**Your goal**
Omit all images. Write out the rest of the material exactly.

**Recorded data**
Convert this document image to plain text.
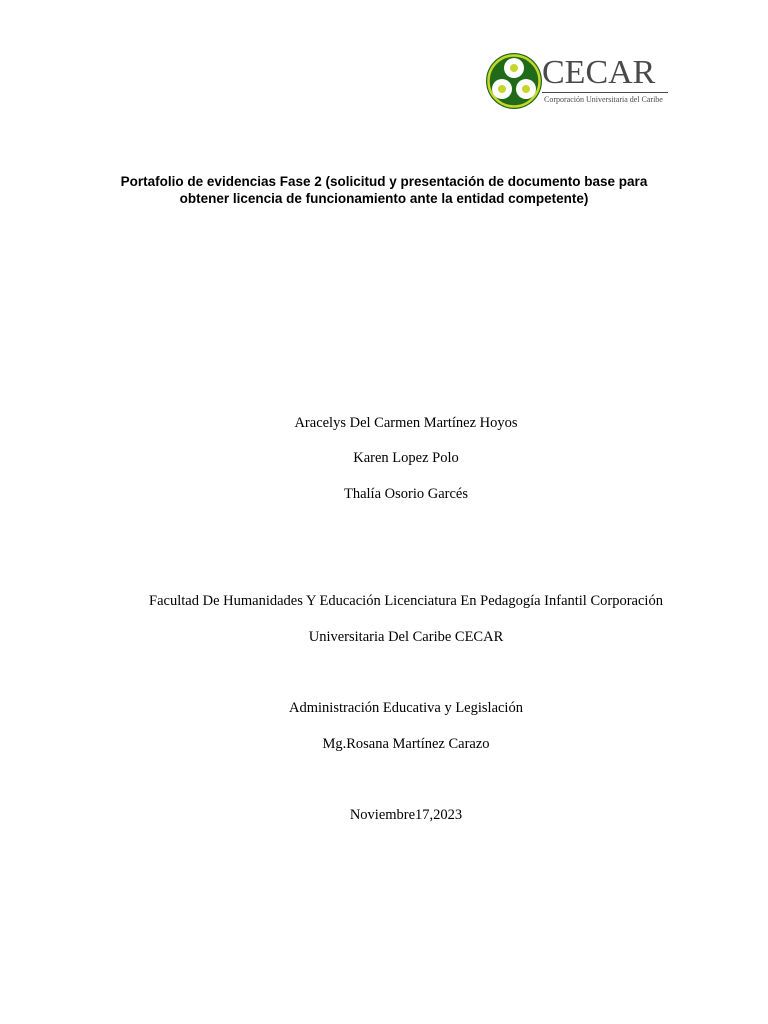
CECAR
Corporación Universitaria del Caribe
Portafolio de evidencias Fase 2 (solicitud y presentación de documento base para obtener licencia de funcionamiento ante la entidad competente)
Aracelys Del Carmen Martínez Hoyos
Karen Lopez Polo
Thalía Osorio Garcés
Facultad De Humanidades Y Educación Licenciatura En Pedagogía Infantil Corporación
Universitaria Del Caribe CECAR
Administración Educativa y Legislación
Mg.Rosana Martínez Carazo
Noviembre17,2023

**Result for this exercise**
Convert this document image to plain text.
CECAR
Corporación Universitaria del Caribe
Portafolio de evidencias Fase 2 (solicitud y presentación de documento base para obtener licencia de funcionamiento ante la entidad competente)
Aracelys Del Carmen Martínez Hoyos
Karen Lopez Polo
Thalía Osorio Garcés
Facultad De Humanidades Y Educación Licenciatura En Pedagogía Infantil Corporación
Universitaria Del Caribe CECAR
Administración Educativa y Legislación
Mg.Rosana Martínez Carazo
Noviembre17,2023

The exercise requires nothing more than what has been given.